EXERCISE INPUTS:
= = = = =

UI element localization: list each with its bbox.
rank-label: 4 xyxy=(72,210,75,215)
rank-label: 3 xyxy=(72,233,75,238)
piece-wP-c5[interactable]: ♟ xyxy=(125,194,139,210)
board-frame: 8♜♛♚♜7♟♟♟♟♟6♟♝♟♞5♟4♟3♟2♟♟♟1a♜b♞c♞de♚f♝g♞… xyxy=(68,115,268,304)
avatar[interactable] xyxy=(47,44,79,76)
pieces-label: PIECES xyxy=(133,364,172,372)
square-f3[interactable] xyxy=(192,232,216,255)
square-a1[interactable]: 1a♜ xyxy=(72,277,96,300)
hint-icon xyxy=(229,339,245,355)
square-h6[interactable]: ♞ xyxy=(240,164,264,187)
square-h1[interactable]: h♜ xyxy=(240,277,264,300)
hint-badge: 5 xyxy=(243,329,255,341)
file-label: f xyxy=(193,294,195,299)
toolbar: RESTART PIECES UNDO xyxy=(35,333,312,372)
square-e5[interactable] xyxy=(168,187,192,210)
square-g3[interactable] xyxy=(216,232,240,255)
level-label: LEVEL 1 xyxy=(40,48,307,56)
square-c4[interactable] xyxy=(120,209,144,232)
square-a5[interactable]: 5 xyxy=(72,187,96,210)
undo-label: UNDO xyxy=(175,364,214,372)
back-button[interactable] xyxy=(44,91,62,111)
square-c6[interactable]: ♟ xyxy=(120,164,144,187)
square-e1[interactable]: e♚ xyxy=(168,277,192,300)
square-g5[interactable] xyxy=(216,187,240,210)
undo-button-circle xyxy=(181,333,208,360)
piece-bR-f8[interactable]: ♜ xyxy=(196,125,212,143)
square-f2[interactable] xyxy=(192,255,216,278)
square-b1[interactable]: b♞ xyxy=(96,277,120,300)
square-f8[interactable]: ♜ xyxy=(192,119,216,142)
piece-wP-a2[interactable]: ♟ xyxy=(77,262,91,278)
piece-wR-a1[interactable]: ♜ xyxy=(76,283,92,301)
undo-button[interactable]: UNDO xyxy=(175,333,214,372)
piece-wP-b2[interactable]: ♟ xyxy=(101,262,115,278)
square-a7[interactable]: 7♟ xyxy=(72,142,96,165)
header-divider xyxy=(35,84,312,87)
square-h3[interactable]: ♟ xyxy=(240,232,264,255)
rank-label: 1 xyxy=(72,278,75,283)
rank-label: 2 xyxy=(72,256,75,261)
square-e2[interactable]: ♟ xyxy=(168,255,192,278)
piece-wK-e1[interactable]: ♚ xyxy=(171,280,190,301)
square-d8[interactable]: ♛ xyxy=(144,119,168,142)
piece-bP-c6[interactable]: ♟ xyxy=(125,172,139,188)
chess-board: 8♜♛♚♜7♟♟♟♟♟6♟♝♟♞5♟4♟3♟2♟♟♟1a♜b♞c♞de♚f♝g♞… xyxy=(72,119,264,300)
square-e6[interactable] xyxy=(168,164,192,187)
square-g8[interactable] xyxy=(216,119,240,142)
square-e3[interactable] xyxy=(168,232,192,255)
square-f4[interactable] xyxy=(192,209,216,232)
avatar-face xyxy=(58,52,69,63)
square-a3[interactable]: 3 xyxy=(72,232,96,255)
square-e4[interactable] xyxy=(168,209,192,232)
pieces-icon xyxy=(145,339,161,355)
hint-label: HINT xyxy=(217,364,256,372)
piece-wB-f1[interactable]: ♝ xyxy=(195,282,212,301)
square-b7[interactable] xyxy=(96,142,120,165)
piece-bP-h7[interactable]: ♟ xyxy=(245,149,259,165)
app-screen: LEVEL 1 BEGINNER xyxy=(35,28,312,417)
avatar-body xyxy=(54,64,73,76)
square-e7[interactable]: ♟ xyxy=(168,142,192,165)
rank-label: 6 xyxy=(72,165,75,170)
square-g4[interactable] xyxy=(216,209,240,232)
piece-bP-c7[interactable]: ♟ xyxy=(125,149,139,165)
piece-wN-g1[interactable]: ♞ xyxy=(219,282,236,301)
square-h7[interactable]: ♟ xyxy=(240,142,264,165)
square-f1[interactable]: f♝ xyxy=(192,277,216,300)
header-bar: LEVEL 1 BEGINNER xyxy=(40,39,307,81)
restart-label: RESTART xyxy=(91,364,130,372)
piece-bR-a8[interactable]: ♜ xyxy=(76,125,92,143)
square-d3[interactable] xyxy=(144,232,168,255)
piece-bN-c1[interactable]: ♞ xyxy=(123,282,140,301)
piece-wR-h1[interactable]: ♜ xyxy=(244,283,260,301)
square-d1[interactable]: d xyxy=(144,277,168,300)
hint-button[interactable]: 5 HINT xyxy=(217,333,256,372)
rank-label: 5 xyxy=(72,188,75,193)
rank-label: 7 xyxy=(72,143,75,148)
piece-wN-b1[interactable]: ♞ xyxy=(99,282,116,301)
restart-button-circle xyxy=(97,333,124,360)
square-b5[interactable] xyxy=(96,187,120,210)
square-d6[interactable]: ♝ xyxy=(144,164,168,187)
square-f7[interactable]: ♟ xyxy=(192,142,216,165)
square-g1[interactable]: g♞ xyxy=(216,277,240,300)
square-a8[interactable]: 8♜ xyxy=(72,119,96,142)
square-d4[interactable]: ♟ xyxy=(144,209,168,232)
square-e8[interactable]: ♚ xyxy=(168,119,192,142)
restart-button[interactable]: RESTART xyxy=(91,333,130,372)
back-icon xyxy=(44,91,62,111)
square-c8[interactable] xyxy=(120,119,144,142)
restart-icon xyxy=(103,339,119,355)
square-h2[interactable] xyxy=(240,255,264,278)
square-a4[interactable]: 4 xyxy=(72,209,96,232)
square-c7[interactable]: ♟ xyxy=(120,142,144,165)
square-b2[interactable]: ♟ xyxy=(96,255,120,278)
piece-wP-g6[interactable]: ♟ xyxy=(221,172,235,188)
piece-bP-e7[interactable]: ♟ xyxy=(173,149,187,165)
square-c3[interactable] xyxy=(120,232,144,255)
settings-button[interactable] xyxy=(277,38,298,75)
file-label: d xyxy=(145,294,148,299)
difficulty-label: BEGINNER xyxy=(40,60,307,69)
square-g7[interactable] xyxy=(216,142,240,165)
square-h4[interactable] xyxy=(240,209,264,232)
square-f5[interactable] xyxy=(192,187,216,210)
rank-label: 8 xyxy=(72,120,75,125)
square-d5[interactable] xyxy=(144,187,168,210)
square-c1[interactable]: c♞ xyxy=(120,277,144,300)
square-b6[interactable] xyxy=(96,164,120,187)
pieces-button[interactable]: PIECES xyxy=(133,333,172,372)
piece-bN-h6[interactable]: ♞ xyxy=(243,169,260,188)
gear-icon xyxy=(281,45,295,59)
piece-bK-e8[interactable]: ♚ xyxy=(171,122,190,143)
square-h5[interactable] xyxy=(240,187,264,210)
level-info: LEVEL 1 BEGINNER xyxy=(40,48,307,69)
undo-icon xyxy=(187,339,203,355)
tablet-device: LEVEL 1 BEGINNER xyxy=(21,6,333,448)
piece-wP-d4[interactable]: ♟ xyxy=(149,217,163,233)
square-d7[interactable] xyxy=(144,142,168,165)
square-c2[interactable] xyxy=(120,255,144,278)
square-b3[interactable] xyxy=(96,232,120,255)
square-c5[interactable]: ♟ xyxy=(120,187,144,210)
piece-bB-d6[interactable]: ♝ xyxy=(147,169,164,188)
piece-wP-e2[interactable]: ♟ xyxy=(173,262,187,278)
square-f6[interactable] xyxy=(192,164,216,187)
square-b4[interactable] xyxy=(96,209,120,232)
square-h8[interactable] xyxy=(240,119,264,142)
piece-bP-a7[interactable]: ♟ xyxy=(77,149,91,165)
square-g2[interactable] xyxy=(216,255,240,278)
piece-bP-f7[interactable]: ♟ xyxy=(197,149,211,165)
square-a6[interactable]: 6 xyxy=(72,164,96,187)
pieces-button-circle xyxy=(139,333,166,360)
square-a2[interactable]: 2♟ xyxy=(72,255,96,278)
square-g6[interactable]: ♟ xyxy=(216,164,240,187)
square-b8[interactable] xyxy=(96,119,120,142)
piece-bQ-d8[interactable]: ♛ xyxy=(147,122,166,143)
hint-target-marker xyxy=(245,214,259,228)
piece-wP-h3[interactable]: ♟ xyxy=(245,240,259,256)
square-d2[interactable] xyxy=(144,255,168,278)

= = = = =

SHORT TASK:
Reproduce the entries from the beginning through the line that contains "square-e6[interactable] xyxy=(168,164,192,187)", replacing "hint-icon" with "tip-icon" and leaving everything else unchanged.

ANSWER TO THIS EXERCISE:
UI element localization: list each with its bbox.
rank-label: 4 xyxy=(72,210,75,215)
rank-label: 3 xyxy=(72,233,75,238)
piece-wP-c5[interactable]: ♟ xyxy=(125,194,139,210)
board-frame: 8♜♛♚♜7♟♟♟♟♟6♟♝♟♞5♟4♟3♟2♟♟♟1a♜b♞c♞de♚f♝g♞… xyxy=(68,115,268,304)
avatar[interactable] xyxy=(47,44,79,76)
pieces-label: PIECES xyxy=(133,364,172,372)
square-f3[interactable] xyxy=(192,232,216,255)
square-a1[interactable]: 1a♜ xyxy=(72,277,96,300)
tip-icon xyxy=(229,339,245,355)
square-h6[interactable]: ♞ xyxy=(240,164,264,187)
square-h1[interactable]: h♜ xyxy=(240,277,264,300)
hint-badge: 5 xyxy=(243,329,255,341)
file-label: f xyxy=(193,294,195,299)
toolbar: RESTART PIECES UNDO xyxy=(35,333,312,372)
square-e5[interactable] xyxy=(168,187,192,210)
square-g3[interactable] xyxy=(216,232,240,255)
level-label: LEVEL 1 xyxy=(40,48,307,56)
square-c4[interactable] xyxy=(120,209,144,232)
square-a5[interactable]: 5 xyxy=(72,187,96,210)
undo-label: UNDO xyxy=(175,364,214,372)
back-button[interactable] xyxy=(44,91,62,111)
square-c6[interactable]: ♟ xyxy=(120,164,144,187)
square-e1[interactable]: e♚ xyxy=(168,277,192,300)
square-g5[interactable] xyxy=(216,187,240,210)
undo-button-circle xyxy=(181,333,208,360)
piece-bR-f8[interactable]: ♜ xyxy=(196,125,212,143)
square-f2[interactable] xyxy=(192,255,216,278)
square-b1[interactable]: b♞ xyxy=(96,277,120,300)
square-f8[interactable]: ♜ xyxy=(192,119,216,142)
piece-wP-a2[interactable]: ♟ xyxy=(77,262,91,278)
piece-wR-a1[interactable]: ♜ xyxy=(76,283,92,301)
undo-button[interactable]: UNDO xyxy=(175,333,214,372)
piece-wP-b2[interactable]: ♟ xyxy=(101,262,115,278)
square-a7[interactable]: 7♟ xyxy=(72,142,96,165)
header-divider xyxy=(35,84,312,87)
square-h3[interactable]: ♟ xyxy=(240,232,264,255)
rank-label: 1 xyxy=(72,278,75,283)
rank-label: 2 xyxy=(72,256,75,261)
square-e2[interactable]: ♟ xyxy=(168,255,192,278)
piece-wK-e1[interactable]: ♚ xyxy=(171,280,190,301)
square-d8[interactable]: ♛ xyxy=(144,119,168,142)
piece-bP-c6[interactable]: ♟ xyxy=(125,172,139,188)
chess-board: 8♜♛♚♜7♟♟♟♟♟6♟♝♟♞5♟4♟3♟2♟♟♟1a♜b♞c♞de♚f♝g♞… xyxy=(72,119,264,300)
square-e6[interactable] xyxy=(168,164,192,187)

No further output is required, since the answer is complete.